▸ **WHAT TO WORK ON**
Pick out each line with the word "image" from the material that follows.
---------- LISTED RECORDS
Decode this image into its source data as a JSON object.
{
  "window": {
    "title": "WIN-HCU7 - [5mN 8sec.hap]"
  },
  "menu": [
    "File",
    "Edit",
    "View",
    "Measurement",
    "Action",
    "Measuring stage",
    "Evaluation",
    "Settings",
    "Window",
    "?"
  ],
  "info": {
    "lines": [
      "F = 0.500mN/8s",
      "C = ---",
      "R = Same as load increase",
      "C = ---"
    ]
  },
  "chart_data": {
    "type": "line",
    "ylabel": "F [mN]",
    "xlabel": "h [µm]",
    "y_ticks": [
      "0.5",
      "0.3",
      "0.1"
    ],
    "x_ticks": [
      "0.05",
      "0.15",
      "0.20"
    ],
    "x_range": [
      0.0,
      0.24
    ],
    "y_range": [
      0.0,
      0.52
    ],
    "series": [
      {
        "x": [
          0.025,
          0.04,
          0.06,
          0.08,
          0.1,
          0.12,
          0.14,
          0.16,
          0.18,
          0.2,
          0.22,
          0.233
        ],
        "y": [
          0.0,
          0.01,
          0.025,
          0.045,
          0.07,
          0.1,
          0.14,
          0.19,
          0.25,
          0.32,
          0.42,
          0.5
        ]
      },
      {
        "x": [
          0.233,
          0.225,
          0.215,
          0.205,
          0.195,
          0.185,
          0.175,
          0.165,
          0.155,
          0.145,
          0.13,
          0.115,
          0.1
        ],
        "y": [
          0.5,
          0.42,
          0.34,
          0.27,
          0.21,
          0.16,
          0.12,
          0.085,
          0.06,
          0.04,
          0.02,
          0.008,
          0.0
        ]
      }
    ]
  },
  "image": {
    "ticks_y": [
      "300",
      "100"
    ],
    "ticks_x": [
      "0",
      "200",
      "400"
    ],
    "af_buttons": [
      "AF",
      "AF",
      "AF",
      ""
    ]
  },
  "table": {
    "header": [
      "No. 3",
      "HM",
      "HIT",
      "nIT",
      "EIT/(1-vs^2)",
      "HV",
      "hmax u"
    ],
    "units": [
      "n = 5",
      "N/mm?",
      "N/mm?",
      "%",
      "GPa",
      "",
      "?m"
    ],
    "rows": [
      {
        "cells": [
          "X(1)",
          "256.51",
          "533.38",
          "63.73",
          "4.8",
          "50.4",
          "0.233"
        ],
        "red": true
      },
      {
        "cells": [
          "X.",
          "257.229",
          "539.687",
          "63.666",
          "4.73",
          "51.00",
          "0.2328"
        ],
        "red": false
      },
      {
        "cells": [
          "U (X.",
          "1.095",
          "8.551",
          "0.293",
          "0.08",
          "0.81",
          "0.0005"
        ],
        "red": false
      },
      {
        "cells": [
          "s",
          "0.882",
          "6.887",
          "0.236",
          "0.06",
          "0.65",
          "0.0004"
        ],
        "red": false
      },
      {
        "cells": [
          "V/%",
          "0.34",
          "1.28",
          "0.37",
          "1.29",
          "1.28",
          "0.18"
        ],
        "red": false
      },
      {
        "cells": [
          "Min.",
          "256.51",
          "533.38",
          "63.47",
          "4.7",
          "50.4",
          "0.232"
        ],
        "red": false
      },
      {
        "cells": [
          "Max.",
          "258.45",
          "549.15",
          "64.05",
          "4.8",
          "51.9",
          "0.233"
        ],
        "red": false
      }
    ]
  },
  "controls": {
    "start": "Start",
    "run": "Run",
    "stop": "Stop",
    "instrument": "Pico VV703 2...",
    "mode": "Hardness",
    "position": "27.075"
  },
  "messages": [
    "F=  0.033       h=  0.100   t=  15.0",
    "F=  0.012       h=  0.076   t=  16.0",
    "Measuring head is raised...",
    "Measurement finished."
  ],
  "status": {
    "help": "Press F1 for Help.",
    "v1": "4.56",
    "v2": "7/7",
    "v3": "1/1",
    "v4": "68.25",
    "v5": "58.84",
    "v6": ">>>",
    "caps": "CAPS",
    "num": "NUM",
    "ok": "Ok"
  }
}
--------------------
▸ **WRITTEN ANSWER**
Decode this image into its source data as a JSON object.
  "image": {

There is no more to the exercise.